■ WRITTEN EXERCISE ■
Copy out all lines carrying the word "text".

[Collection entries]
## begin

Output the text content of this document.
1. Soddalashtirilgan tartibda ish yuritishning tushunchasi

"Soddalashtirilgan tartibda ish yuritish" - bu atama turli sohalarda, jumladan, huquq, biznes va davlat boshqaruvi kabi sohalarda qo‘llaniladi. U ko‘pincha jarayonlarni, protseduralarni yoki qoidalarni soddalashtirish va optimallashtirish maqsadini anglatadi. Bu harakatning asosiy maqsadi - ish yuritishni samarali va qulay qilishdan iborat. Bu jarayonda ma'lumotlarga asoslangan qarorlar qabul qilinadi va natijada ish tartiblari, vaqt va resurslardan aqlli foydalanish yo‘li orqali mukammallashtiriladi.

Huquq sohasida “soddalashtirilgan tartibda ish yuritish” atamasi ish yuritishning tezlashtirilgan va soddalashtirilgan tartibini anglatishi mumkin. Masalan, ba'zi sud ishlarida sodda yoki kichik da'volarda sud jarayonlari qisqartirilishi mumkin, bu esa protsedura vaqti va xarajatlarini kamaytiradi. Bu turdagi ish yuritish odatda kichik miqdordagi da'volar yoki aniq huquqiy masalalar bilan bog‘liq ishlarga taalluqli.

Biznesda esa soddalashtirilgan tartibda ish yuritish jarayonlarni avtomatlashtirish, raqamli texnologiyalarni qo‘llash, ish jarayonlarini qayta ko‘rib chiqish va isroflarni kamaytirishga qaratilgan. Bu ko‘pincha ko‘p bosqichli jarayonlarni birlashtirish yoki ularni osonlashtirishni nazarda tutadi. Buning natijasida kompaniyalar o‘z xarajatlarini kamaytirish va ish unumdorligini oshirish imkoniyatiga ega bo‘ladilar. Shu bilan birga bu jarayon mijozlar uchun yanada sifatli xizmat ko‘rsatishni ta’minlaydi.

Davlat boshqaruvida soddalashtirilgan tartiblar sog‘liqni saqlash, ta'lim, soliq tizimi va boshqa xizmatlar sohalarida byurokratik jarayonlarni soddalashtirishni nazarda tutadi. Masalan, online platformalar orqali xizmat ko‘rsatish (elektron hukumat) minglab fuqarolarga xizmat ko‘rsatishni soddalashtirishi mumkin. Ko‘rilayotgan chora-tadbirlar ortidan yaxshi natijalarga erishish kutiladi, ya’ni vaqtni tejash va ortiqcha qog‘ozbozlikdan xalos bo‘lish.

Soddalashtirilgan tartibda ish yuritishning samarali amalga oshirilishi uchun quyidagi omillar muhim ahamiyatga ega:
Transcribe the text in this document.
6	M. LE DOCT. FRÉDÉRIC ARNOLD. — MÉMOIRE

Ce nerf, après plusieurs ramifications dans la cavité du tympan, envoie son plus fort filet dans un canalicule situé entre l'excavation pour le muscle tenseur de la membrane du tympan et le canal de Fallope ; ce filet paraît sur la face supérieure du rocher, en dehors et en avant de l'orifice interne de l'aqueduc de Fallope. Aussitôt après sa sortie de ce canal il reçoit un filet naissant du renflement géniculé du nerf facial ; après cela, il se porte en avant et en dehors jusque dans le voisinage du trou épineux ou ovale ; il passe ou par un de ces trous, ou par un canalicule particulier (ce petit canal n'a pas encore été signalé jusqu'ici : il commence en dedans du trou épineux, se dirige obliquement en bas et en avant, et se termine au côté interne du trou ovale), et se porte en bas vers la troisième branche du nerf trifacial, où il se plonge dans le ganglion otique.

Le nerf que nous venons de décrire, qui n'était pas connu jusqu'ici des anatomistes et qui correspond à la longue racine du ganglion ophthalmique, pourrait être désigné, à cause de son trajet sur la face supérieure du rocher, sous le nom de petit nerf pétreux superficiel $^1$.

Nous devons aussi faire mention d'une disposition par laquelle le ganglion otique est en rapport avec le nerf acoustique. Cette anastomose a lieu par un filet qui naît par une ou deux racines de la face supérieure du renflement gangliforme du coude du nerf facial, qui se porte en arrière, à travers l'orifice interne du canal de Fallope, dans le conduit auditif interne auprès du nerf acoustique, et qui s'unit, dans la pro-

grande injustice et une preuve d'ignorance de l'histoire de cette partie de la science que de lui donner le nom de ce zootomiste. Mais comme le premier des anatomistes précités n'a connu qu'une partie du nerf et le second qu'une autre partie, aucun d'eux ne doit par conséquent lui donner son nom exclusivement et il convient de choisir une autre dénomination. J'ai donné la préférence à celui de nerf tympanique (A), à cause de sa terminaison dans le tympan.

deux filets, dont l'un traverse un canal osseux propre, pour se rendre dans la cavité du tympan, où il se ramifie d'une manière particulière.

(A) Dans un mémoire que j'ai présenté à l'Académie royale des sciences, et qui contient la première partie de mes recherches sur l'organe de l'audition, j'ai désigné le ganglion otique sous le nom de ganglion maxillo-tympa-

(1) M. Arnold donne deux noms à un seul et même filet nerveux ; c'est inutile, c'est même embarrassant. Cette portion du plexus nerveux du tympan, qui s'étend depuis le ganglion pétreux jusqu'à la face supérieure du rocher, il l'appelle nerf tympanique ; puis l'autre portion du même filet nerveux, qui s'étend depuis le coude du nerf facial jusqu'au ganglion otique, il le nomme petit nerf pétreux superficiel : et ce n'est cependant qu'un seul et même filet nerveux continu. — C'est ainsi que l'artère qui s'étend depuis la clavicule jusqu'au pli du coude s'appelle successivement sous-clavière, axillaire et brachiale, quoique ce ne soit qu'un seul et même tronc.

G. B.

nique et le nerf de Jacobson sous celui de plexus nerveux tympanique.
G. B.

## end

■ COMPLETE RESPONSE ■
Output the text content of this document.
Transcribe the text in this document.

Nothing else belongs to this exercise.